══ Extrait du texte ══

Cette illusion des valeurs devrait tous nous interroger, en particulier en politique, en particulier au Mouvement Démocrate dont la Charte des Valeurs fut l'un des documents fondateurs. Pour consolider notre identité et nos actions, ne devrions-nous appuyer nos valeurs sur une "référence transcendante"? Tel que mentionné dans le billet La coquille vide, toutes les doctrines ont tour à tour, ici et là, représenter pour les uns ou les autres, par leurs cortèges de certitudes, une référence transcendante.
Notre défi le plus essentiel serait alors, sans tomber dans le piège de la dictature doctrinaire, de s'accorder sur une référence. L'individu? La société? l'Espèce? La Pensée Complexe nous conduirait à privilégier la boucle reliant ces trois éléments, et par conséquent à adopter une référence complexe qui pourrait être une autre boucle reliant cette fois, ad minima, Libéralisme, Socialisme et Humanisme.

═══
══ Données sources ══

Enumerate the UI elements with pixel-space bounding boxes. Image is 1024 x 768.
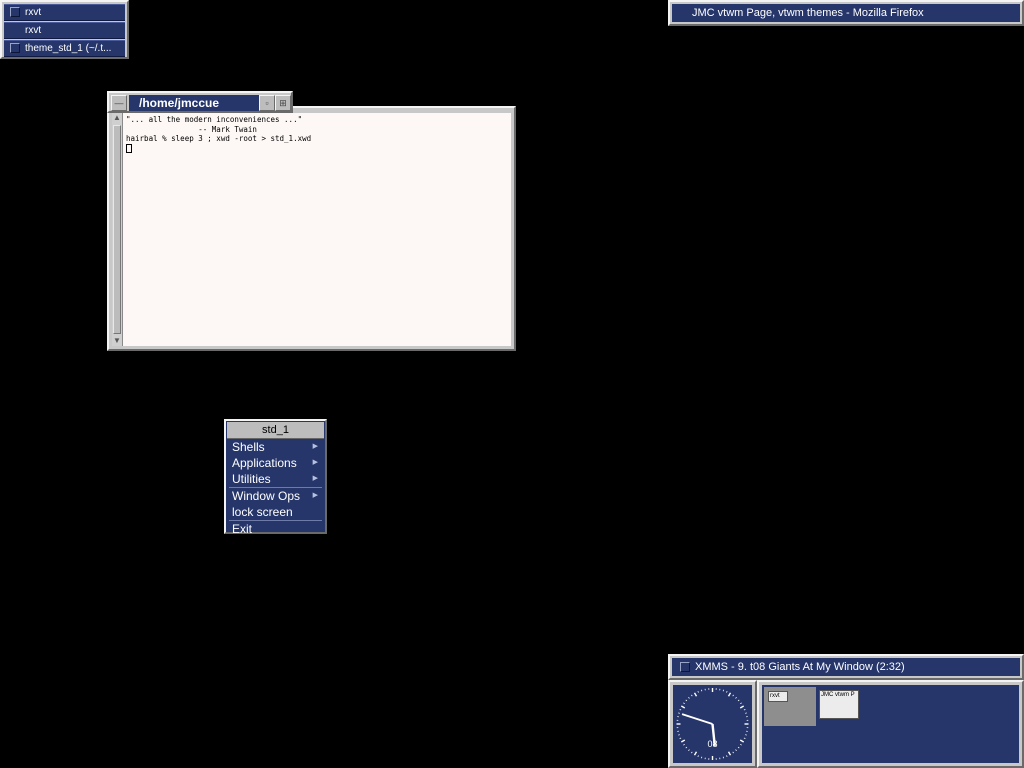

═══

• Consigne écrite A:
Veuillez recopier fidèlement, dans l'extrait sur les valeurs en politique, tout ce qui va de « Cette illusion des » jusqu'à « une référence transcendante. ».
• Consigne écrite B:
D'après l'extrait sur les valeurs en politique, quel document a été l'un des documents fondateurs du Mouvement Démocrate ?

• Résultat attendu A:
Cette illusion des valeurs devrait tous nous interroger, en particulier en politique, en particulier au Mouvement Démocrate dont la Charte des Valeurs fut l'un des documents fondateurs. Pour consolider notre identité et nos actions, ne devrions-nous appuyer nos valeurs sur une "référence transcendante"? Tel que mentionné dans le billet La coquille vide, toutes les doctrines ont tour à tour, ici et là, représenter pour les uns ou les autres, par leurs cortèges de certitudes, une référence transcendante.

• Résultat attendu B:
La Charte des Valeurs.